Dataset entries

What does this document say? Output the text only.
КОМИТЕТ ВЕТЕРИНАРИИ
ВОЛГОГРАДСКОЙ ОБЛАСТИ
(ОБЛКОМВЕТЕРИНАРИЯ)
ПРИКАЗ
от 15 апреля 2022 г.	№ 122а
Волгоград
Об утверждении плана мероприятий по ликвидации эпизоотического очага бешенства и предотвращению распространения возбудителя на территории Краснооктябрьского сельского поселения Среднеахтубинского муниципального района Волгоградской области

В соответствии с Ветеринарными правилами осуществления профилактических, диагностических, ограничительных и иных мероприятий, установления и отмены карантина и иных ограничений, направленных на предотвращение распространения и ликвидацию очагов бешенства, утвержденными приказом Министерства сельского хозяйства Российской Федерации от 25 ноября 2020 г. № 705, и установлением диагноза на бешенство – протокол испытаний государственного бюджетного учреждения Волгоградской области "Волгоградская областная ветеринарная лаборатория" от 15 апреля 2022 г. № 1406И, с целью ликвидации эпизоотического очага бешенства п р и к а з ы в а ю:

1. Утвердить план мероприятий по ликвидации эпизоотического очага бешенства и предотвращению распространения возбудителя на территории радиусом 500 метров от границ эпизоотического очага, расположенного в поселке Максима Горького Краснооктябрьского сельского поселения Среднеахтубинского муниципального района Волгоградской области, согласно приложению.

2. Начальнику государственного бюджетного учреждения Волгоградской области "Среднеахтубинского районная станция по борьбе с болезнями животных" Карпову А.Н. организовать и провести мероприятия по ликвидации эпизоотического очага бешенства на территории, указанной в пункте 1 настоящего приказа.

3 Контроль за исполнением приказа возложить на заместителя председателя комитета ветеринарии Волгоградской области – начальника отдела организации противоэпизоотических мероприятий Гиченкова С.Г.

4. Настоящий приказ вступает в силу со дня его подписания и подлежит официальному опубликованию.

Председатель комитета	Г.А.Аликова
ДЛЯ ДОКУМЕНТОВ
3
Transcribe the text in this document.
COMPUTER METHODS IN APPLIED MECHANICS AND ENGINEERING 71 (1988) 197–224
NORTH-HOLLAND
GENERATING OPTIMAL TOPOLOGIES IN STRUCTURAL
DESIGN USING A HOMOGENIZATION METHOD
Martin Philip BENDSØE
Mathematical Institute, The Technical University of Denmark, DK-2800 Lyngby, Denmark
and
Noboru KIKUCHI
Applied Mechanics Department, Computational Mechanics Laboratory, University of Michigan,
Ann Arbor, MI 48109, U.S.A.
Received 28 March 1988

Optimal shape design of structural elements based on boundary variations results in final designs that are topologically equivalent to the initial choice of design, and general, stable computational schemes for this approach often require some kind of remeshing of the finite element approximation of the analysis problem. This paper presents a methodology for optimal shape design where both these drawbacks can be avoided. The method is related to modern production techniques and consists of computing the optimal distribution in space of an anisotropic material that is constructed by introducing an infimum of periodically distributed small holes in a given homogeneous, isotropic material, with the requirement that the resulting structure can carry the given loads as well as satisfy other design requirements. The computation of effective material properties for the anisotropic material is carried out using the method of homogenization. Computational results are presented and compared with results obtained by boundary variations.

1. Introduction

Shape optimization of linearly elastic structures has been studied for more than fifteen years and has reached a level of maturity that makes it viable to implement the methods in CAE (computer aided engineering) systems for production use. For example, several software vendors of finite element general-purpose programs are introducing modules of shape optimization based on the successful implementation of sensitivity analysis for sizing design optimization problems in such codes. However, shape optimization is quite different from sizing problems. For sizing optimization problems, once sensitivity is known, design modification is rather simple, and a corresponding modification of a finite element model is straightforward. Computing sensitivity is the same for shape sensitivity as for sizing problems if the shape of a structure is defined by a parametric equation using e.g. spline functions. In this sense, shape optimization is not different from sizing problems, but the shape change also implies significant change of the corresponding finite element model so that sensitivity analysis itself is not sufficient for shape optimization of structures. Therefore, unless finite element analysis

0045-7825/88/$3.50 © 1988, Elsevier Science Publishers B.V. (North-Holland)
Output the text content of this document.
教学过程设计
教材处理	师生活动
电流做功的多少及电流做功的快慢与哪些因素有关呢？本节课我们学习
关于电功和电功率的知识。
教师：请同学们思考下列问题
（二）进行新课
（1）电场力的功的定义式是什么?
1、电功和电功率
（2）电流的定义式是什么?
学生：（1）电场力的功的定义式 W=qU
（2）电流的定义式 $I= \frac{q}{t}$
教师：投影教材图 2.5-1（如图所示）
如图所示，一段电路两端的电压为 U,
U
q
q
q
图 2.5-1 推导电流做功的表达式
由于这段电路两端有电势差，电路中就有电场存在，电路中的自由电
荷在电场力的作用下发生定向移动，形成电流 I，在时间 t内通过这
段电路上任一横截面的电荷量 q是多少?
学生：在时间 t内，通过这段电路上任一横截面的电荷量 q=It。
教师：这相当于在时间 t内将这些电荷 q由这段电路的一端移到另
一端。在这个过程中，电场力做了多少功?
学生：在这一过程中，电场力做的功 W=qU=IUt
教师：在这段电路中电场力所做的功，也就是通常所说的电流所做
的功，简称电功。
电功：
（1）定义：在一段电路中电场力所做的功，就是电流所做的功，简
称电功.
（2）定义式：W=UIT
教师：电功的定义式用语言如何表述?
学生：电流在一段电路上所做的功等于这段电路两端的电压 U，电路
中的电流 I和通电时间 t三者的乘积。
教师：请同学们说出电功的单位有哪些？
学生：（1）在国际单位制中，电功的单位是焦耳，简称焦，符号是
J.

Problem to solve
Read the entries and show each line that mentions "Computational".

Correct answer
Applied Mechanics Department, Computational Mechanics Laboratory, University of Michigan,
Optimal shape design of structural elements based on boundary variations results in final designs that are topologically equivalent to the initial choice of design, and general, stable computational schemes for this approach often require some kind of remeshing of the finite element approximation of the analysis problem. This paper presents a methodology for optimal shape design where both these drawbacks can be avoided. The method is related to modern production techniques and consists of computing the optimal distribution in space of an anisotropic material that is constructed by introducing an infimum of periodically distributed small holes in a given homogeneous, isotropic material, with the requirement that the resulting structure can carry the given loads as well as satisfy other design requirements. The computation of effective material properties for the anisotropic material is carried out using the method of homogenization. Computational results are presented and compared with results obtained by boundary variations.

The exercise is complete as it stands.